--- Begin ---

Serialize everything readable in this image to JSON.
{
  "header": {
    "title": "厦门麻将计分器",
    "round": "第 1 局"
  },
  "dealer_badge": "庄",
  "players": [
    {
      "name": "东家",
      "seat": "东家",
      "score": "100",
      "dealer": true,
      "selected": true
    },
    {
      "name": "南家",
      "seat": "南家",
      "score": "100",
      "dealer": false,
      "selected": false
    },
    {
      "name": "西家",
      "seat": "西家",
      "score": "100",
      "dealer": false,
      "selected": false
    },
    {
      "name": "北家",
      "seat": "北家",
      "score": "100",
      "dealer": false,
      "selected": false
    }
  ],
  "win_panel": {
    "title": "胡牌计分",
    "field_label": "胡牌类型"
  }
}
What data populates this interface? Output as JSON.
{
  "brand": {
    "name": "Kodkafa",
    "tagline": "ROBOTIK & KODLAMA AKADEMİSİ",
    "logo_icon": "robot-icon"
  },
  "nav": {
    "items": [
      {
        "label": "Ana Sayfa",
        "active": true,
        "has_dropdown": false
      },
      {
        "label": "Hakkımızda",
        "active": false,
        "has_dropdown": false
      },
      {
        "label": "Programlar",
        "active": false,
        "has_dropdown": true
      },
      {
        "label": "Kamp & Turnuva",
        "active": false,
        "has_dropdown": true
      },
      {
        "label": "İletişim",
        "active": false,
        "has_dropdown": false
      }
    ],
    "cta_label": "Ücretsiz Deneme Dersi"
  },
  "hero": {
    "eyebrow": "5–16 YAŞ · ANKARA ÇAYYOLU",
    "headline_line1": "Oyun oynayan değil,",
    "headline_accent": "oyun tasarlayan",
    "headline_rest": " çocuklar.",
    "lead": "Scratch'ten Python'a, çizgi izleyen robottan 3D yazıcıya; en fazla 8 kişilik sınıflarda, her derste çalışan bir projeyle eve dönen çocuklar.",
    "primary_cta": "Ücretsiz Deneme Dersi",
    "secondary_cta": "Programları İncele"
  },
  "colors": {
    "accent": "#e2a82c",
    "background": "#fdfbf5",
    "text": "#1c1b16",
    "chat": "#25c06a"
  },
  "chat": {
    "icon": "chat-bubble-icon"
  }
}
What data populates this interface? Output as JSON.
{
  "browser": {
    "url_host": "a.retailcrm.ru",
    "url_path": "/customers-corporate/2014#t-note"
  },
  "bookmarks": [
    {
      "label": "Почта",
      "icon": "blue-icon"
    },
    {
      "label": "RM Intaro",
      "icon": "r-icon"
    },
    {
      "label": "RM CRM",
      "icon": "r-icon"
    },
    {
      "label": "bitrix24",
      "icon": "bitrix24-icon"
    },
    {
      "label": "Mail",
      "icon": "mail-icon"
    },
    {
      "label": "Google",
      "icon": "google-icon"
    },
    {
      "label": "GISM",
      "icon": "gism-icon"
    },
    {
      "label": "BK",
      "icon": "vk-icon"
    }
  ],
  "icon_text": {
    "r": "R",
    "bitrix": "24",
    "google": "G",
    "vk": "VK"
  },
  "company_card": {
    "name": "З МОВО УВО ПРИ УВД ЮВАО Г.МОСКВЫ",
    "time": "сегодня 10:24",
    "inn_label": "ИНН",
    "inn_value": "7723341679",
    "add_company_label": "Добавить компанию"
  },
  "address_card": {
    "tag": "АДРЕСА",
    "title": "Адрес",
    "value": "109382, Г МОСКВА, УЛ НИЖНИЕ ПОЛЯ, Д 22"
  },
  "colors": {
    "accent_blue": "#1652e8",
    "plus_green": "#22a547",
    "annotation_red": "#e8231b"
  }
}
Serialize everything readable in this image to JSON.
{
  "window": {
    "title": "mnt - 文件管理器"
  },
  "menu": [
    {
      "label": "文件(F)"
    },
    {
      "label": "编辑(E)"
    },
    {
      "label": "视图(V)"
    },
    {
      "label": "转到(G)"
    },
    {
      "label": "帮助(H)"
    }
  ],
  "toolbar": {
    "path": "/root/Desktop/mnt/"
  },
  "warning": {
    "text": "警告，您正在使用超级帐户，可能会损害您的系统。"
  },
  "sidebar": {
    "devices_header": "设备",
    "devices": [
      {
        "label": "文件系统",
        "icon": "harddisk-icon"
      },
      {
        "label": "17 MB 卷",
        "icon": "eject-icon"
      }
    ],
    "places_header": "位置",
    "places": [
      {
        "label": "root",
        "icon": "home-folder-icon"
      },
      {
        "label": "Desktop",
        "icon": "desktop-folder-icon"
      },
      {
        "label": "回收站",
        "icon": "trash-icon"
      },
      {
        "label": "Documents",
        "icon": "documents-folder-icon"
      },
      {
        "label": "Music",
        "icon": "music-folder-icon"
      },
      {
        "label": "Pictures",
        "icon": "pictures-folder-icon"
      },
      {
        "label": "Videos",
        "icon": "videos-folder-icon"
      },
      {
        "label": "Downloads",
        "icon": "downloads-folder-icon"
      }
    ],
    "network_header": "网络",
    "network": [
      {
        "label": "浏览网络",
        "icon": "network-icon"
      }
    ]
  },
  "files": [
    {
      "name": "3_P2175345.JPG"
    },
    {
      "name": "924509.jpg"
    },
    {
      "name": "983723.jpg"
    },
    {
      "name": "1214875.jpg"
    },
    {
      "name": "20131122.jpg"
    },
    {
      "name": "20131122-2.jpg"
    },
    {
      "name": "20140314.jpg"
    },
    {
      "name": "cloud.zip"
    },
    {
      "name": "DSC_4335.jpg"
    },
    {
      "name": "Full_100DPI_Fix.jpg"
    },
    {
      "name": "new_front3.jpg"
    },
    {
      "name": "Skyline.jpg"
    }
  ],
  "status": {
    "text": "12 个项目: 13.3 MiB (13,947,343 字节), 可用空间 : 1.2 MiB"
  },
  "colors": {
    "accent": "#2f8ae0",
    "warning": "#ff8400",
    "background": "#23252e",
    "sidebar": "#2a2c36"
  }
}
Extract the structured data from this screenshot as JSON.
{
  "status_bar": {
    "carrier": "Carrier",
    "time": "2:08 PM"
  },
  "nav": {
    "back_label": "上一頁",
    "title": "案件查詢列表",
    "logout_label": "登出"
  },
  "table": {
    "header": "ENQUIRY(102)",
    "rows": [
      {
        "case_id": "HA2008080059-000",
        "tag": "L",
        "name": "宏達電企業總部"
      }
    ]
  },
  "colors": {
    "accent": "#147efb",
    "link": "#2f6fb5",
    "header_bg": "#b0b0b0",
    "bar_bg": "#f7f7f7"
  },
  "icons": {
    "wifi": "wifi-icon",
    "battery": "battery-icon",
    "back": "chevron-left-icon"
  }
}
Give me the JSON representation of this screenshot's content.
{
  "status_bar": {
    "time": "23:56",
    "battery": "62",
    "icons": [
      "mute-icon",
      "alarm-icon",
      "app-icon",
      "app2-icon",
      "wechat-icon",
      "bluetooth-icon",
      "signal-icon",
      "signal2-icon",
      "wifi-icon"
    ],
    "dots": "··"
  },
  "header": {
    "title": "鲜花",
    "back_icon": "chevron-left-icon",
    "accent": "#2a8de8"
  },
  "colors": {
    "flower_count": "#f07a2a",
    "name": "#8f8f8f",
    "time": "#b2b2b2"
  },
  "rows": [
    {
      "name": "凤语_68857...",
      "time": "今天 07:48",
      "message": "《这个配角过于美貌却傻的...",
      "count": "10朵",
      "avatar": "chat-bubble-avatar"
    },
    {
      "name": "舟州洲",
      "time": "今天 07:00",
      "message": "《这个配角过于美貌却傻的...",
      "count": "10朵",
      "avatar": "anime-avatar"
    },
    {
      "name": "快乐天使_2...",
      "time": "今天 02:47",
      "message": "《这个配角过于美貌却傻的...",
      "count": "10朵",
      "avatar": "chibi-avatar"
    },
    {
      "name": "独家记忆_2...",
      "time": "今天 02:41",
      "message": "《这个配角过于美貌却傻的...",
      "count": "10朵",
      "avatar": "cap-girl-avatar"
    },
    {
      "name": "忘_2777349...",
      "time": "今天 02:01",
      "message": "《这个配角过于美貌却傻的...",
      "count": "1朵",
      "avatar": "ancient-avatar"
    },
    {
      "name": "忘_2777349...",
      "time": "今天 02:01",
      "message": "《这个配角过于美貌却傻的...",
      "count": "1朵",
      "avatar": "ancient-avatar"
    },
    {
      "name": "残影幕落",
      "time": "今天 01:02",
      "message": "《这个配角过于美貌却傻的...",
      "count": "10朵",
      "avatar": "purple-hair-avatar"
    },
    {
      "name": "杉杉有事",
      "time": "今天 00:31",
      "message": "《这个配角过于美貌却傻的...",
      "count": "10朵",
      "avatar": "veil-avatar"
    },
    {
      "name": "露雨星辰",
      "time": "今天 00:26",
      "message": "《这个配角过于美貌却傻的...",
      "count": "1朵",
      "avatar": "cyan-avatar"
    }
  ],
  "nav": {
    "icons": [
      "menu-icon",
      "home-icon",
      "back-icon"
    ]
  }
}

--- End ---

→ Problem statement
Filter the records, keeping only lines that contain "screenshot", and show those lines.

→ Exercise result
Extract the structured data from this screenshot as JSON.
Give me the JSON representation of this screenshot's content.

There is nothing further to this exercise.